··· RECORDS SUPPLIED ···

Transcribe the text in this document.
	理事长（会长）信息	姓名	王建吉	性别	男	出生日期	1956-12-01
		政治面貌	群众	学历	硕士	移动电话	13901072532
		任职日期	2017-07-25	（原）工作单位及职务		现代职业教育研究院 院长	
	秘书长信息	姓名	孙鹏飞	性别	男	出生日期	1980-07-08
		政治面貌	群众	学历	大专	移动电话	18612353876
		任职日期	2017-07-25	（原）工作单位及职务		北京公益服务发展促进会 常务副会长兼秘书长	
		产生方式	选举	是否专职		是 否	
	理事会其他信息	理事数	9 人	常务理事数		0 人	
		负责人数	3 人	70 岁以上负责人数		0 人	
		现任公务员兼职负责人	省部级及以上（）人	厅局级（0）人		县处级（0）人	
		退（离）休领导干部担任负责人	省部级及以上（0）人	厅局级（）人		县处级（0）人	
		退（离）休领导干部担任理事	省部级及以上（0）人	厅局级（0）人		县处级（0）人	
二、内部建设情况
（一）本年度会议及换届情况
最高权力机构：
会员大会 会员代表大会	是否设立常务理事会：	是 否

···
··· RECORDS SUPPLIED ···

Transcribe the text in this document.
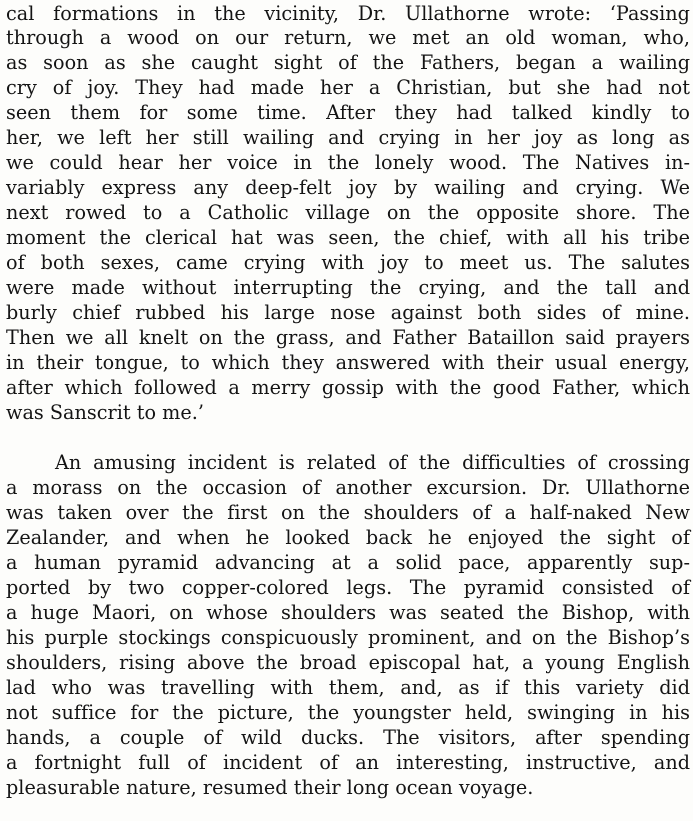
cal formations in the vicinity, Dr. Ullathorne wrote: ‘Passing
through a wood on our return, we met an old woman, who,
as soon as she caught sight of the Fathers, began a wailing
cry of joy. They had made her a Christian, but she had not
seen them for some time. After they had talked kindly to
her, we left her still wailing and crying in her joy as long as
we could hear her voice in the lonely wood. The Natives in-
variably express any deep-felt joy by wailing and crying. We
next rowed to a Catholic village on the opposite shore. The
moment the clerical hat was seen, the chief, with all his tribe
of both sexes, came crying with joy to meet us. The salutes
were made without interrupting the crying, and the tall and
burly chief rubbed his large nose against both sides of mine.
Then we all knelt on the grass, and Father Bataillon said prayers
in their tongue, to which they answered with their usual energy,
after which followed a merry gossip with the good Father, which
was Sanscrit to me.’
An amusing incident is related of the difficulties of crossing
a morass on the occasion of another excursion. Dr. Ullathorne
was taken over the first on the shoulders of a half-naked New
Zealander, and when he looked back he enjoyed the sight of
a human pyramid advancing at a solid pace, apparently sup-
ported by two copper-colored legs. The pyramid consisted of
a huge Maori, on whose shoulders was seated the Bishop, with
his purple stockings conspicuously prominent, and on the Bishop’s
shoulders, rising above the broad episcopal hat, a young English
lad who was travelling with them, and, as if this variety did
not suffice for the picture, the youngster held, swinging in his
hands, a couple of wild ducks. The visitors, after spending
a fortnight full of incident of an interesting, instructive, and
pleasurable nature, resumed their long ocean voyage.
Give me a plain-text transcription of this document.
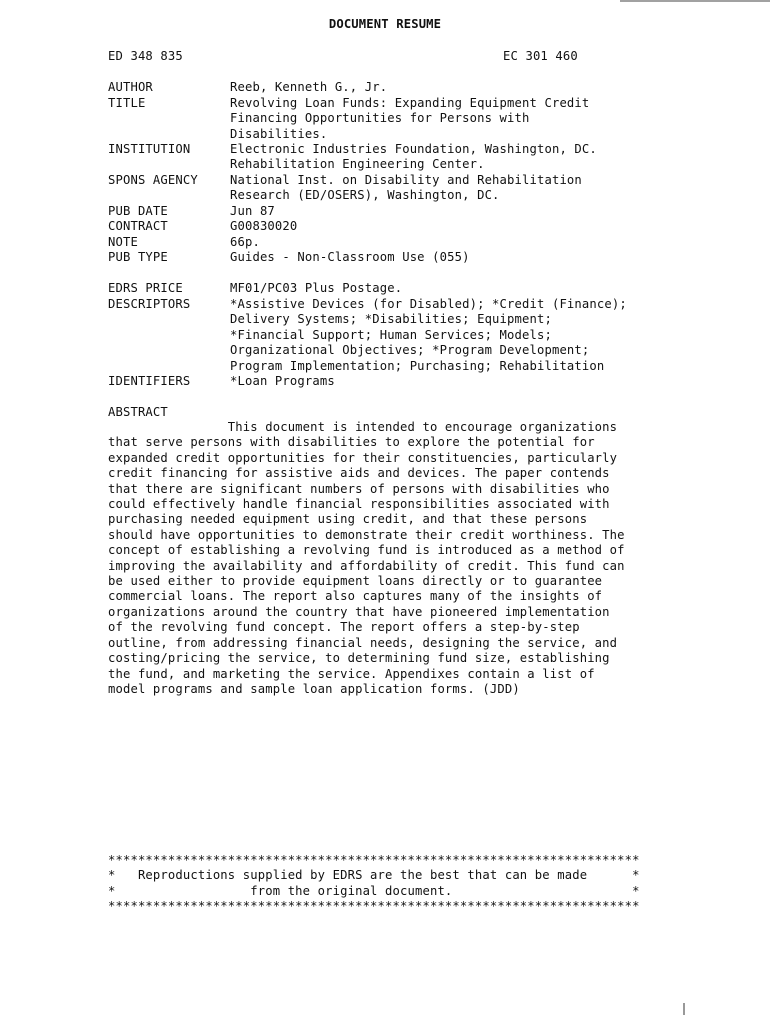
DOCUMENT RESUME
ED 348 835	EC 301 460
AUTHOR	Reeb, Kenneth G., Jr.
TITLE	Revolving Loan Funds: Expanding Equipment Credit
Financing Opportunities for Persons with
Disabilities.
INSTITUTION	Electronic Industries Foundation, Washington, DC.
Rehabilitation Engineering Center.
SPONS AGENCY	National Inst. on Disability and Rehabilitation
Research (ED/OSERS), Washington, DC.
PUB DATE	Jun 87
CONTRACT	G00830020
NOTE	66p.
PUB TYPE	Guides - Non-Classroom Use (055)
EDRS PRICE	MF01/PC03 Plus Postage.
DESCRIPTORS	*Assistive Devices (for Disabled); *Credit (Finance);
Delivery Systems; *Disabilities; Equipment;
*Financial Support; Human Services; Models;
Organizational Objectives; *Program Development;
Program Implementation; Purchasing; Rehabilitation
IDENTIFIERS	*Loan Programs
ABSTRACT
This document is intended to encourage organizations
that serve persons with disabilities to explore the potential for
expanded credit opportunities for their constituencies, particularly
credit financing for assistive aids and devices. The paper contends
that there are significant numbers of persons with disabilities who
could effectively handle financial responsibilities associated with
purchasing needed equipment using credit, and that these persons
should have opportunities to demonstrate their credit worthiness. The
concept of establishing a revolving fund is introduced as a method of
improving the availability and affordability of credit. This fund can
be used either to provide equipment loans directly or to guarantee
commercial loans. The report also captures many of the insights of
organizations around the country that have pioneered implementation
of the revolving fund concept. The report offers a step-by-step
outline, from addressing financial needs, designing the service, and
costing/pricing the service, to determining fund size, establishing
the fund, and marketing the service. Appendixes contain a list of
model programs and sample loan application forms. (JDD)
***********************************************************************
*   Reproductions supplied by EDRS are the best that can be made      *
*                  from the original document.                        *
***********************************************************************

···
··· RECORDS SUPPLIED ···

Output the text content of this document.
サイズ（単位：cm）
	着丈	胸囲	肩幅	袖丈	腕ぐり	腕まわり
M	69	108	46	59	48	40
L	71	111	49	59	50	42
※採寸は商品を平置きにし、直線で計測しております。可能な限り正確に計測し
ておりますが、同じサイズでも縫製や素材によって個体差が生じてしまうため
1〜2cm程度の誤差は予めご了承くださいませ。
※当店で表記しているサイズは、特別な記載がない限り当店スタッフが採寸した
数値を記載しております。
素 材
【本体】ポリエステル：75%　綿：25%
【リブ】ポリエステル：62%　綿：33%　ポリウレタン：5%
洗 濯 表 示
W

···

● EXERCISE INSTRUCTIONS: Show the lines of the records that contain the word "Washington".

● PROBLEM SOLUTION:
INSTITUTION	Electronic Industries Foundation, Washington, DC.
Research (ED/OSERS), Washington, DC.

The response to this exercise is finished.